- [TASK BRIEF]: Within the listing below, locate all lines containing the word "động". Copy each one.

- [DATA SHOWN]:
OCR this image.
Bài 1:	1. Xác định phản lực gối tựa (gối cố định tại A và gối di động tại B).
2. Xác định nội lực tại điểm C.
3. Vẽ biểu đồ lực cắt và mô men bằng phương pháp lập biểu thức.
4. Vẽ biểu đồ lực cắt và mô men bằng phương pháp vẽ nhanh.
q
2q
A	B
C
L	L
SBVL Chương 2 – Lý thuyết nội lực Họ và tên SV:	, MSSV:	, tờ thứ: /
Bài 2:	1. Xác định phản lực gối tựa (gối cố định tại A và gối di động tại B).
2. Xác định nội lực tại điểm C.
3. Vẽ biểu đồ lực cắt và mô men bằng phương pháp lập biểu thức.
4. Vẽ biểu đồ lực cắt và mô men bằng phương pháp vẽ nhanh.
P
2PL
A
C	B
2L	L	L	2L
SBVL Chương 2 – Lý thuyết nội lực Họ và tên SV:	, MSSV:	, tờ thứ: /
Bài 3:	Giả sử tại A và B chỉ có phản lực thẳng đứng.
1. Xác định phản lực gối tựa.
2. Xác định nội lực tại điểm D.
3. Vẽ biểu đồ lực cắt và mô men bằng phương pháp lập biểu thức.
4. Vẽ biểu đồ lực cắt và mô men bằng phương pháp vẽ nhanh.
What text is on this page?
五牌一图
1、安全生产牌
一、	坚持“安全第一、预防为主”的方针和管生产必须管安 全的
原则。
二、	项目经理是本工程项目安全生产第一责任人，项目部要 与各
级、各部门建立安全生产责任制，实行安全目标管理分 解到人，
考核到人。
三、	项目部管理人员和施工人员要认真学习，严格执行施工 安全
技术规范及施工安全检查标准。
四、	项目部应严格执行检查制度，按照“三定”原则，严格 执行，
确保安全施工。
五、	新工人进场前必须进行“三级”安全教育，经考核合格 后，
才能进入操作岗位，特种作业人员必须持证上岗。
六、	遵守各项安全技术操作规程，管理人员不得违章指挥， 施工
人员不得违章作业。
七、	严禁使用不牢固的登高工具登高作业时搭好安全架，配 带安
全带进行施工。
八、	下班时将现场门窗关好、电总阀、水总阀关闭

- [ANSWER FOR THIS EXERCISE]:
Bài 1:	1. Xác định phản lực gối tựa (gối cố định tại A và gối di động tại B).
Bài 2:	1. Xác định phản lực gối tựa (gối cố định tại A và gối di động tại B).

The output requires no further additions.